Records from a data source
============

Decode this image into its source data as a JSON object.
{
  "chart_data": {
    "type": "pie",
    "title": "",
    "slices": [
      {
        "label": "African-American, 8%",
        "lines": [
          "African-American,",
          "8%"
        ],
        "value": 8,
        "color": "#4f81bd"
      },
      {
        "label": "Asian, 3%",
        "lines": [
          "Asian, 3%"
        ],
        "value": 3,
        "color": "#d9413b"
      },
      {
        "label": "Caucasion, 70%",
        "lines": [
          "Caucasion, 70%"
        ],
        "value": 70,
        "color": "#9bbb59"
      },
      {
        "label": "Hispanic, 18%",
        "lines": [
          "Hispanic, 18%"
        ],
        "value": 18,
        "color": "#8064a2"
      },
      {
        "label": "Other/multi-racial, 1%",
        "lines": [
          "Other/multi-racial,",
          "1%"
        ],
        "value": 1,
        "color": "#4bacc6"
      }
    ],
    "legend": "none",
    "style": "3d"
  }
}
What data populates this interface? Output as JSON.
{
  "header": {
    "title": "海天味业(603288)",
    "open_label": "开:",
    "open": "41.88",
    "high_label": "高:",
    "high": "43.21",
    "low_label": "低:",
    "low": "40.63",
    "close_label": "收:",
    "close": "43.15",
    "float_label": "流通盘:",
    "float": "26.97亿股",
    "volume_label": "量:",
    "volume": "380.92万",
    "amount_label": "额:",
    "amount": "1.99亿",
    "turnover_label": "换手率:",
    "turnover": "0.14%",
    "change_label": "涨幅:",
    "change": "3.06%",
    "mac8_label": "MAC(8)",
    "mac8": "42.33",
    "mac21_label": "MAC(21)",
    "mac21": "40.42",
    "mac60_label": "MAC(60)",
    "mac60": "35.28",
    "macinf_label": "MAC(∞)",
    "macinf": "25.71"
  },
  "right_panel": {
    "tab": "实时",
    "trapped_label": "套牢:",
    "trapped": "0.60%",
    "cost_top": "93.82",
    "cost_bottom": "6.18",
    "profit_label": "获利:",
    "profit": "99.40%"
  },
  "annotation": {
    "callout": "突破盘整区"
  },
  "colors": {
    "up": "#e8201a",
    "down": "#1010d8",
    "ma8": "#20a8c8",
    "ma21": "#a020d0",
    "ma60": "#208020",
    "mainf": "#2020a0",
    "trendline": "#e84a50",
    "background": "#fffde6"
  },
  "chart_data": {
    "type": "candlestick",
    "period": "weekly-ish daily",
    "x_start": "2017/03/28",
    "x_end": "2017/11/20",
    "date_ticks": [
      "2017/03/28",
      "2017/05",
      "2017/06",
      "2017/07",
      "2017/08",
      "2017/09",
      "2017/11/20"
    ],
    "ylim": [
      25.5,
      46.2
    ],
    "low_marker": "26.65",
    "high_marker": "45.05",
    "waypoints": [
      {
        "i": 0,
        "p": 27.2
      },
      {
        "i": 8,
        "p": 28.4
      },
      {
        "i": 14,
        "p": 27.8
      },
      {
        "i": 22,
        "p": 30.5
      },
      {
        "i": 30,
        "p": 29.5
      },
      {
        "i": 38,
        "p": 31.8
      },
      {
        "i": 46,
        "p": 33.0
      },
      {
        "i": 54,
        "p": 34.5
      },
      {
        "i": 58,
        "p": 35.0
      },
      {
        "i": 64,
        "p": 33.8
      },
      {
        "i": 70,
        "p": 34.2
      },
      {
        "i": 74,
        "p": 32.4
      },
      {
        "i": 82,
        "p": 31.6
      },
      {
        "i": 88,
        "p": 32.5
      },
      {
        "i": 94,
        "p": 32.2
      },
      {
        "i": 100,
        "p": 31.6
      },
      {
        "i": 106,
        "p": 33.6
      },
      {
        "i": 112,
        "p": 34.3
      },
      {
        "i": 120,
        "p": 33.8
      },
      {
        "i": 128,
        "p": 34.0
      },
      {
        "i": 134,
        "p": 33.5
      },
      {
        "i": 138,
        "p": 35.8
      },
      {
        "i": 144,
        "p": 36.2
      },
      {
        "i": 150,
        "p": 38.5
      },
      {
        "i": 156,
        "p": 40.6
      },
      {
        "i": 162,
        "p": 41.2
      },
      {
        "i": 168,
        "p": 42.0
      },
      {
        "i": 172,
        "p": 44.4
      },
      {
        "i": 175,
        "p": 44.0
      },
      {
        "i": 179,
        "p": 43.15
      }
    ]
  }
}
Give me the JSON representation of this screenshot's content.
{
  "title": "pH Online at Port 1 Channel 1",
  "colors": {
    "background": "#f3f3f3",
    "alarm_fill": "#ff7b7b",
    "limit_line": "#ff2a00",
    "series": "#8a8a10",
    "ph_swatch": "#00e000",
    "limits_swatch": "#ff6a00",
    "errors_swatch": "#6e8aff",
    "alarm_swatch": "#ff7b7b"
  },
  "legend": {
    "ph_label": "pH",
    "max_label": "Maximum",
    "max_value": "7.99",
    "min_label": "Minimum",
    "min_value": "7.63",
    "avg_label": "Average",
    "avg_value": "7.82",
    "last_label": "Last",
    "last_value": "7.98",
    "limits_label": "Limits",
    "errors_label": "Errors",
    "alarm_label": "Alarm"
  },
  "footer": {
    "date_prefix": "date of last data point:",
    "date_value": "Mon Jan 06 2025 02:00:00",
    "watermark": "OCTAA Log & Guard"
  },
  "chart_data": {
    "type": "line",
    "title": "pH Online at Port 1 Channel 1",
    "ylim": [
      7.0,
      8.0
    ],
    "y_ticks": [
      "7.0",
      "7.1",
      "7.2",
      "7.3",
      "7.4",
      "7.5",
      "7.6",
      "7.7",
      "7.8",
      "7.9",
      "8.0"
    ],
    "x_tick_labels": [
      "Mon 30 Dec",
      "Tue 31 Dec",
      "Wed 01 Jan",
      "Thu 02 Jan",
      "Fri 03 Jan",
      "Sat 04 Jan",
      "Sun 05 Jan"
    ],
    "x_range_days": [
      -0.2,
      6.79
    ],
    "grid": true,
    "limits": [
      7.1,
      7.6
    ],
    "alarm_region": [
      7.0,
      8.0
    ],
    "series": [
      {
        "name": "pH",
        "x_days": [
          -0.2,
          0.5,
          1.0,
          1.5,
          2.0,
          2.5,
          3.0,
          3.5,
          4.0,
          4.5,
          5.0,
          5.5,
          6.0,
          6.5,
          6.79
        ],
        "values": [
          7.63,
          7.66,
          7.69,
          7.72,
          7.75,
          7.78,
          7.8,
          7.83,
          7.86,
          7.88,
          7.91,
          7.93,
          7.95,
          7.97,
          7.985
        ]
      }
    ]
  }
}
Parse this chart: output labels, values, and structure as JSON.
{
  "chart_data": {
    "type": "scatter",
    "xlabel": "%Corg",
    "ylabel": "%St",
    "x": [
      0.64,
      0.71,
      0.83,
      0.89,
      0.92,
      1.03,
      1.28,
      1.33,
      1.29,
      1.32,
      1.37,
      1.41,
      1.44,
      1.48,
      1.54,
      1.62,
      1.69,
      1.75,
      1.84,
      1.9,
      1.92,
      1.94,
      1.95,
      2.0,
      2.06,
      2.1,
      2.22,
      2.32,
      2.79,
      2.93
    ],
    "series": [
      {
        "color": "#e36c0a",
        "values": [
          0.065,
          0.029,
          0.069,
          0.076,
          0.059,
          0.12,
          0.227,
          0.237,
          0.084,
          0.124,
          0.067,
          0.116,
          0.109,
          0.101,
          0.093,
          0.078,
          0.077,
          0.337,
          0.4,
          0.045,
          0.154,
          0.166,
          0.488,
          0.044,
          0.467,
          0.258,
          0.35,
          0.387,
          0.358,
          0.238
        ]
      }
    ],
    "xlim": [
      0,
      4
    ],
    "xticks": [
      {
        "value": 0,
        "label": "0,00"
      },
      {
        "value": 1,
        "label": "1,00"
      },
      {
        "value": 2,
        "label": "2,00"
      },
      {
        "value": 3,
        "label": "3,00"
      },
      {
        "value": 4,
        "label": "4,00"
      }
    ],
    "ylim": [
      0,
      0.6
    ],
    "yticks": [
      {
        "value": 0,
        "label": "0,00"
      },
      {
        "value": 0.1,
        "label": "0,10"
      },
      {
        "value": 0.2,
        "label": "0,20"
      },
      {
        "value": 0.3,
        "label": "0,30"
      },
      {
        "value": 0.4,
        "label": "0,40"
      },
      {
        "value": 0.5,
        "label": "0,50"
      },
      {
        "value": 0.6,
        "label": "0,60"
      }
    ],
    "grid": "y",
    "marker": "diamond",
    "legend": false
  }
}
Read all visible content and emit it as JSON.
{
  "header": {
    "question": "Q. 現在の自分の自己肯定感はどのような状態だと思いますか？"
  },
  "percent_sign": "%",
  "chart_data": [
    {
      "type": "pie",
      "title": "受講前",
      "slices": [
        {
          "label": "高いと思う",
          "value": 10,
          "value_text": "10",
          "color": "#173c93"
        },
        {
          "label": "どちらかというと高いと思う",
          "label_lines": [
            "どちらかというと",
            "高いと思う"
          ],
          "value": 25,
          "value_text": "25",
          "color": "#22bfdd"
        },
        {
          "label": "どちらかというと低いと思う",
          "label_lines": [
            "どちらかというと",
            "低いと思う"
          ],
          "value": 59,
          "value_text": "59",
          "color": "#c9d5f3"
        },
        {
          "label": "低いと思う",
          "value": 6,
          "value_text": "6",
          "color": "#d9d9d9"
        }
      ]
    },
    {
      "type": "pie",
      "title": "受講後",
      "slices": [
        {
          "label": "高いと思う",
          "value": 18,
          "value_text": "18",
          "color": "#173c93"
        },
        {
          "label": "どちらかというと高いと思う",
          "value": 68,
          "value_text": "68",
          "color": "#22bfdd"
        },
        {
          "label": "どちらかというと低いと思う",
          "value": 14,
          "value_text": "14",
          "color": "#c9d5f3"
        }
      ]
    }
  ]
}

============

* Requirements *
In the listing above, locate each line with "this" and copy it.

* Exercise result *
Decode this image into its source data as a JSON object.
What data populates this interface? Output as JSON.
Give me the JSON representation of this screenshot's content.
Parse this chart: output labels, values, and structure as JSON.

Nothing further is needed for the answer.